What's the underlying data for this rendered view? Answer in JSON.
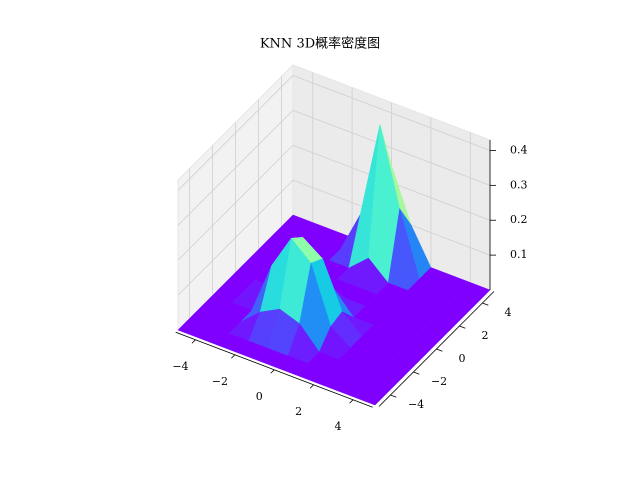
{
  "chart_data": {
    "type": "surface3d",
    "title": "KNN 3D概率密度图",
    "colormap": "rainbow",
    "x": [
      -5,
      -4,
      -3,
      -2,
      -1,
      0,
      1,
      2,
      3,
      4,
      5
    ],
    "y": [
      -5,
      -4,
      -3,
      -2,
      -1,
      0,
      1,
      2,
      3,
      4,
      5
    ],
    "z": [
      [
        0,
        0,
        0,
        0,
        0,
        0,
        0,
        0,
        0,
        0,
        0
      ],
      [
        0,
        0,
        0,
        0,
        0,
        0,
        0,
        0,
        0,
        0,
        0
      ],
      [
        0,
        0,
        0,
        0.05,
        0.08,
        0.06,
        0,
        0,
        0,
        0,
        0
      ],
      [
        0,
        0,
        0,
        0.15,
        0.25,
        0.2,
        0.04,
        0,
        0,
        0,
        0
      ],
      [
        0,
        0,
        0.04,
        0.12,
        0.22,
        0.18,
        0.05,
        0,
        0,
        0,
        0
      ],
      [
        0,
        0,
        0,
        0.05,
        0.1,
        0.06,
        0,
        0,
        0,
        0,
        0
      ],
      [
        0,
        0,
        0,
        0,
        0,
        0,
        0,
        0,
        0,
        0,
        0
      ],
      [
        0,
        0,
        0,
        0,
        0,
        0,
        0,
        0,
        0,
        0,
        0
      ],
      [
        0,
        0,
        0,
        0,
        0,
        0.05,
        0,
        0,
        0,
        0,
        0
      ],
      [
        0,
        0,
        0,
        0,
        0.12,
        0.4,
        0.18,
        0,
        0,
        0,
        0
      ],
      [
        0,
        0,
        0,
        0,
        0.08,
        0.25,
        0.1,
        0,
        0,
        0,
        0
      ]
    ],
    "xlim": [
      -5,
      5
    ],
    "ylim": [
      -5,
      5
    ],
    "zlim": [
      0,
      0.43
    ],
    "xticks": [
      {
        "value": -4,
        "label": "−4"
      },
      {
        "value": -2,
        "label": "−2"
      },
      0,
      2,
      4
    ],
    "yticks": [
      {
        "value": -4,
        "label": "−4"
      },
      {
        "value": -2,
        "label": "−2"
      },
      0,
      2,
      4
    ],
    "zticks": [
      0.1,
      0.2,
      0.3,
      0.4
    ],
    "grid": true
  }
}
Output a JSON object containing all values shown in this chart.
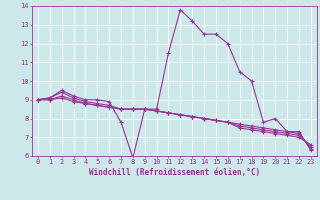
{
  "xlabel": "Windchill (Refroidissement éolien,°C)",
  "xlim": [
    -0.5,
    23.5
  ],
  "ylim": [
    6,
    14
  ],
  "yticks": [
    6,
    7,
    8,
    9,
    10,
    11,
    12,
    13,
    14
  ],
  "xticks": [
    0,
    1,
    2,
    3,
    4,
    5,
    6,
    7,
    8,
    9,
    10,
    11,
    12,
    13,
    14,
    15,
    16,
    17,
    18,
    19,
    20,
    21,
    22,
    23
  ],
  "background_color": "#cce8e8",
  "line_color": "#993399",
  "grid_color": "#ffffff",
  "series": [
    [
      9.0,
      9.1,
      9.5,
      9.2,
      9.0,
      9.0,
      8.9,
      7.8,
      5.9,
      8.5,
      8.5,
      11.5,
      13.8,
      13.2,
      12.5,
      12.5,
      12.0,
      10.5,
      10.0,
      7.8,
      8.0,
      7.3,
      7.3,
      6.3
    ],
    [
      9.0,
      9.1,
      9.4,
      9.1,
      8.9,
      8.8,
      8.7,
      8.5,
      8.5,
      8.5,
      8.4,
      8.3,
      8.2,
      8.1,
      8.0,
      7.9,
      7.8,
      7.7,
      7.6,
      7.5,
      7.4,
      7.3,
      7.2,
      6.4
    ],
    [
      9.0,
      9.0,
      9.2,
      9.0,
      8.8,
      8.7,
      8.6,
      8.5,
      8.5,
      8.5,
      8.4,
      8.3,
      8.2,
      8.1,
      8.0,
      7.9,
      7.8,
      7.6,
      7.5,
      7.4,
      7.3,
      7.2,
      7.1,
      6.5
    ],
    [
      9.0,
      9.0,
      9.1,
      8.9,
      8.8,
      8.7,
      8.6,
      8.5,
      8.5,
      8.5,
      8.4,
      8.3,
      8.2,
      8.1,
      8.0,
      7.9,
      7.8,
      7.5,
      7.4,
      7.3,
      7.2,
      7.1,
      7.0,
      6.6
    ]
  ],
  "figsize": [
    3.2,
    2.0
  ],
  "dpi": 100,
  "tick_fontsize": 5.0,
  "xlabel_fontsize": 5.5,
  "linewidth": 0.8,
  "markersize": 3.0,
  "markeredgewidth": 0.8
}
....
*Required work*:
Your task is to repeat the data above exactly while excluding the pictures.

*Finished exercise*:
What's the underlying data for this rendered view? Answer in JSON.
{
  "chart_data": {
    "type": "surface3d",
    "title": "KNN 3D概率密度图",
    "colormap": "rainbow",
    "x": [
      -5,
      -4,
      -3,
      -2,
      -1,
      0,
      1,
      2,
      3,
      4,
      5
    ],
    "y": [
      -5,
      -4,
      -3,
      -2,
      -1,
      0,
      1,
      2,
      3,
      4,
      5
    ],
    "z": [
      [
        0,
        0,
        0,
        0,
        0,
        0,
        0,
        0,
        0,
        0,
        0
      ],
      [
        0,
        0,
        0,
        0,
        0,
        0,
        0,
        0,
        0,
        0,
        0
      ],
      [
        0,
        0,
        0,
        0.05,
        0.08,
        0.06,
        0,
        0,
        0,
        0,
        0
      ],
      [
        0,
        0,
        0,
        0.15,
        0.25,
        0.2,
        0.04,
        0,
        0,
        0,
        0
      ],
      [
        0,
        0,
        0.04,
        0.12,
        0.22,
        0.18,
        0.05,
        0,
        0,
        0,
        0
      ],
      [
        0,
        0,
        0,
        0.05,
        0.1,
        0.06,
        0,
        0,
        0,
        0,
        0
      ],
      [
        0,
        0,
        0,
        0,
        0,
        0,
        0,
        0,
        0,
        0,
        0
      ],
      [
        0,
        0,
        0,
        0,
        0,
        0,
        0,
        0,
        0,
        0,
        0
      ],
      [
        0,
        0,
        0,
        0,
        0,
        0.05,
        0,
        0,
        0,
        0,
        0
      ],
      [
        0,
        0,
        0,
        0,
        0.12,
        0.4,
        0.18,
        0,
        0,
        0,
        0
      ],
      [
        0,
        0,
        0,
        0,
        0.08,
        0.25,
        0.1,
        0,
        0,
        0,
        0
      ]
    ],
    "xlim": [
      -5,
      5
    ],
    "ylim": [
      -5,
      5
    ],
    "zlim": [
      0,
      0.43
    ],
    "xticks": [
      {
        "value": -4,
        "label": "−4"
      },
      {
        "value": -2,
        "label": "−2"
      },
      0,
      2,
      4
    ],
    "yticks": [
      {
        "value": -4,
        "label": "−4"
      },
      {
        "value": -2,
        "label": "−2"
      },
      0,
      2,
      4
    ],
    "zticks": [
      0.1,
      0.2,
      0.3,
      0.4
    ],
    "grid": true
  }
}
Output a JSON object containing all values shown in this chart.
{
  "xlabel": "Windchill (Refroidissement éolien,°C)",
  "xlim": [
    -0.5,
    23.5
  ],
  "ylim": [
    6,
    14
  ],
  "yticks": [
    6,
    7,
    8,
    9,
    10,
    11,
    12,
    13,
    14
  ],
  "xticks": [
    0,
    1,
    2,
    3,
    4,
    5,
    6,
    7,
    8,
    9,
    10,
    11,
    12,
    13,
    14,
    15,
    16,
    17,
    18,
    19,
    20,
    21,
    22,
    23
  ],
  "background_color": "#cce8e8",
  "line_color": "#993399",
  "grid_color": "#ffffff",
  "series": [
    [
      9.0,
      9.1,
      9.5,
      9.2,
      9.0,
      9.0,
      8.9,
      7.8,
      5.9,
      8.5,
      8.5,
      11.5,
      13.8,
      13.2,
      12.5,
      12.5,
      12.0,
      10.5,
      10.0,
      7.8,
      8.0,
      7.3,
      7.3,
      6.3
    ],
    [
      9.0,
      9.1,
      9.4,
      9.1,
      8.9,
      8.8,
      8.7,
      8.5,
      8.5,
      8.5,
      8.4,
      8.3,
      8.2,
      8.1,
      8.0,
      7.9,
      7.8,
      7.7,
      7.6,
      7.5,
      7.4,
      7.3,
      7.2,
      6.4
    ],
    [
      9.0,
      9.0,
      9.2,
      9.0,
      8.8,
      8.7,
      8.6,
      8.5,
      8.5,
      8.5,
      8.4,
      8.3,
      8.2,
      8.1,
      8.0,
      7.9,
      7.8,
      7.6,
      7.5,
      7.4,
      7.3,
      7.2,
      7.1,
      6.5
    ],
    [
      9.0,
      9.0,
      9.1,
      8.9,
      8.8,
      8.7,
      8.6,
      8.5,
      8.5,
      8.5,
      8.4,
      8.3,
      8.2,
      8.1,
      8.0,
      7.9,
      7.8,
      7.5,
      7.4,
      7.3,
      7.2,
      7.1,
      7.0,
      6.6
    ]
  ],
  "figsize": [
    3.2,
    2.0
  ],
  "dpi": 100,
  "tick_fontsize": 5.0,
  "xlabel_fontsize": 5.5,
  "linewidth": 0.8,
  "markersize": 3.0,
  "markeredgewidth": 0.8
}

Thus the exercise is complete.